▶ **WRITTEN TASK**
Report the number of lines in these entries that contain "this". Write only the number.

▶ **DATASET**
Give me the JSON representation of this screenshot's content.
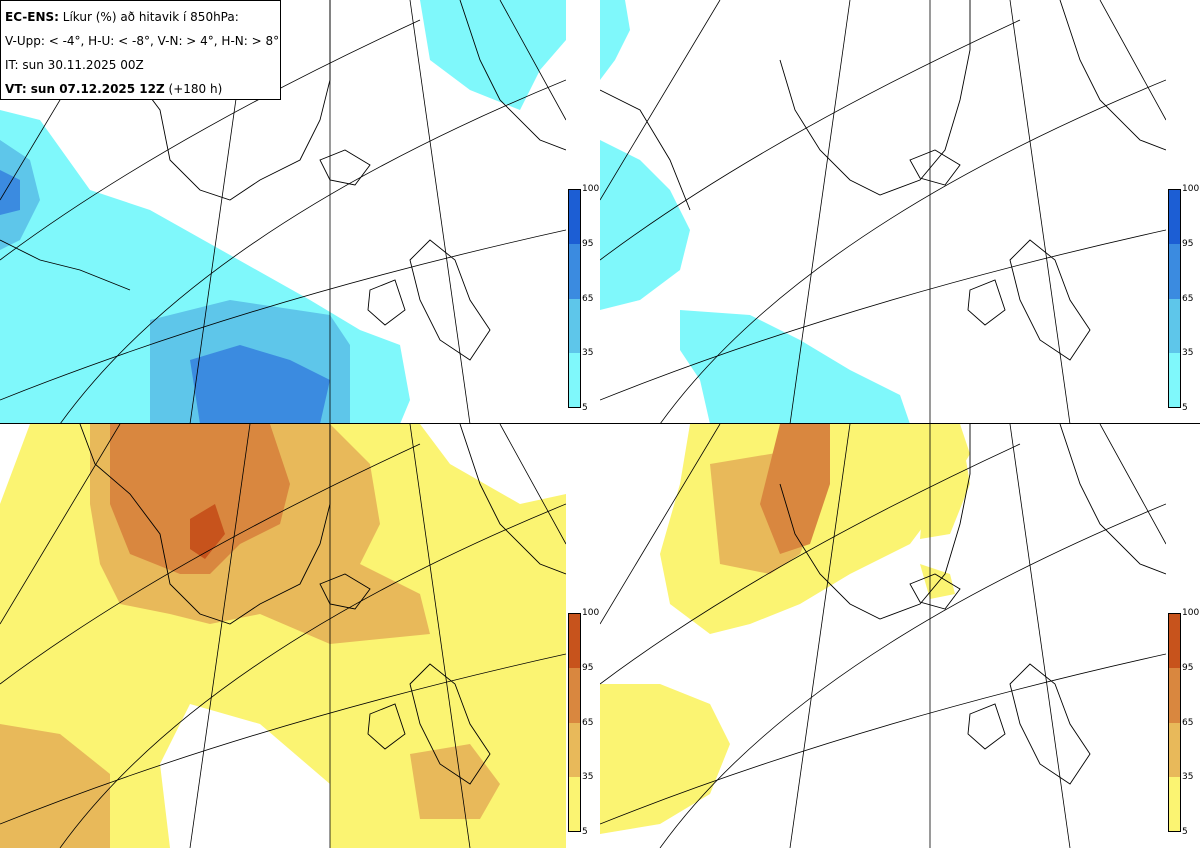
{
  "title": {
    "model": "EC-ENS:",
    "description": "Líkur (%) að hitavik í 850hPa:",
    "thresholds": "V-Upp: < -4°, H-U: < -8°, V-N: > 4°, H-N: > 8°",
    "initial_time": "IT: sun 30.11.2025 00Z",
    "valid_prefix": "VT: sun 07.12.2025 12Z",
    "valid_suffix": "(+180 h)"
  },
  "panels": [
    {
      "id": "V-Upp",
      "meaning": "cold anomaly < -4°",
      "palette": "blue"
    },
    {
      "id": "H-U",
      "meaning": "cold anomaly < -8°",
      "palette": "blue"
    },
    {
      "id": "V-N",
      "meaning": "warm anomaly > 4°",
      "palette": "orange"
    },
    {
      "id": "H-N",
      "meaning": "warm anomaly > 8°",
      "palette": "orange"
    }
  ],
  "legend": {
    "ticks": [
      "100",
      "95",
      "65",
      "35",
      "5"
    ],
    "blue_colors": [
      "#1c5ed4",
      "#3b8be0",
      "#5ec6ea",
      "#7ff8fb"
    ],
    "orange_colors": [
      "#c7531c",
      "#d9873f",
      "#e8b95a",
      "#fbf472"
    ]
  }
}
==
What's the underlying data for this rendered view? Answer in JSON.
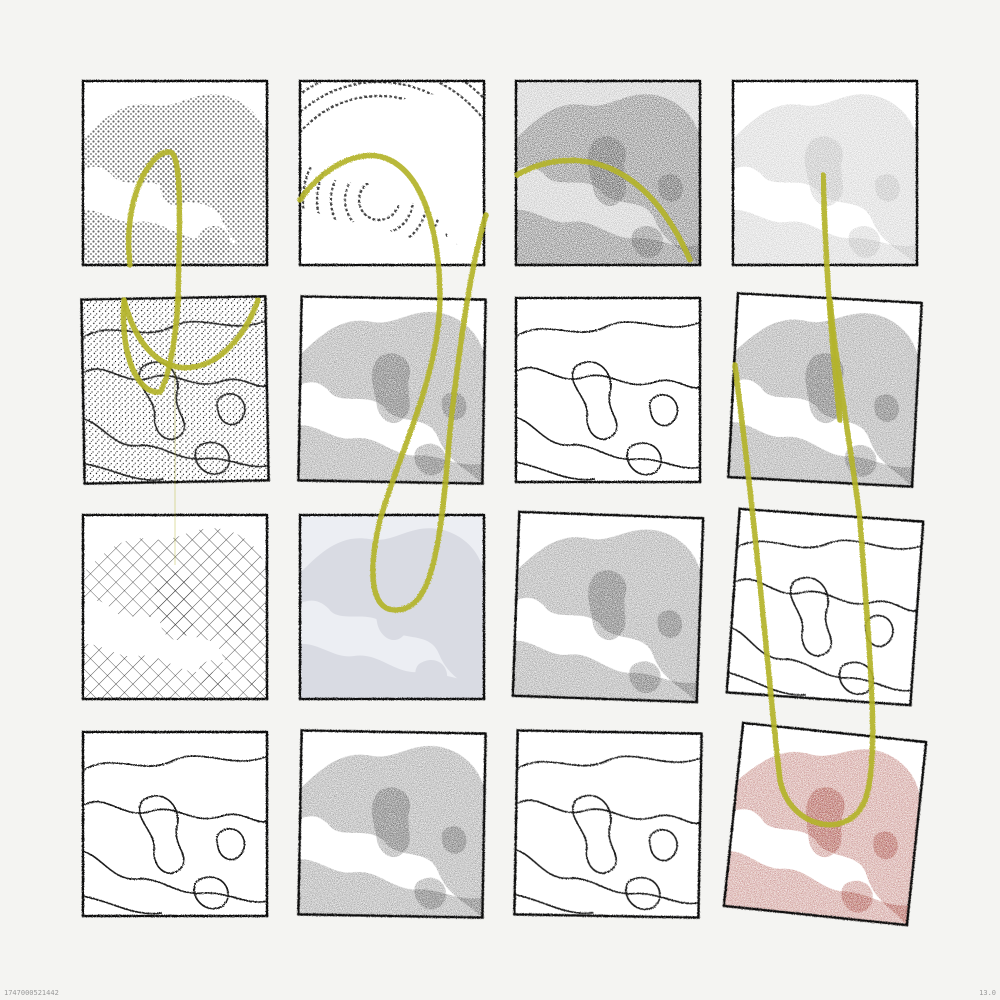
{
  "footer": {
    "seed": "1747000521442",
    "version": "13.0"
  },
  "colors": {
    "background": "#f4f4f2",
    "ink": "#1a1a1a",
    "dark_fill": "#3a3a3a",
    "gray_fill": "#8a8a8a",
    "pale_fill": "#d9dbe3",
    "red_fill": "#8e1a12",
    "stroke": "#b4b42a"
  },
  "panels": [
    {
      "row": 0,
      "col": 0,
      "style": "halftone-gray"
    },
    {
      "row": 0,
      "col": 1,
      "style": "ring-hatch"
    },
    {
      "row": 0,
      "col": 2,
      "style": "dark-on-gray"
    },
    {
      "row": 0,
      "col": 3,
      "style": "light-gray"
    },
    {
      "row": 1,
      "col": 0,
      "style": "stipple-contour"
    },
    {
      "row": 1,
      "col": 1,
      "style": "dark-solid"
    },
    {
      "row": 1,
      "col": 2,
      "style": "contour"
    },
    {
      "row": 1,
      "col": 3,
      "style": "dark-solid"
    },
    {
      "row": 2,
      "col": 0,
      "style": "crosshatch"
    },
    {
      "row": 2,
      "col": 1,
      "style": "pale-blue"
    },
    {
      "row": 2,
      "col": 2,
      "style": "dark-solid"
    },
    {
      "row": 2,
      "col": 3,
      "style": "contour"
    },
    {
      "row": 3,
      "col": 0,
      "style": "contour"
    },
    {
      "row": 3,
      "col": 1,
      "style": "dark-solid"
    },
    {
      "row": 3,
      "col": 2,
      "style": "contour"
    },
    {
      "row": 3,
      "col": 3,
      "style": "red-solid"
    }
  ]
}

▶ **COMPLETE ANSWER**
2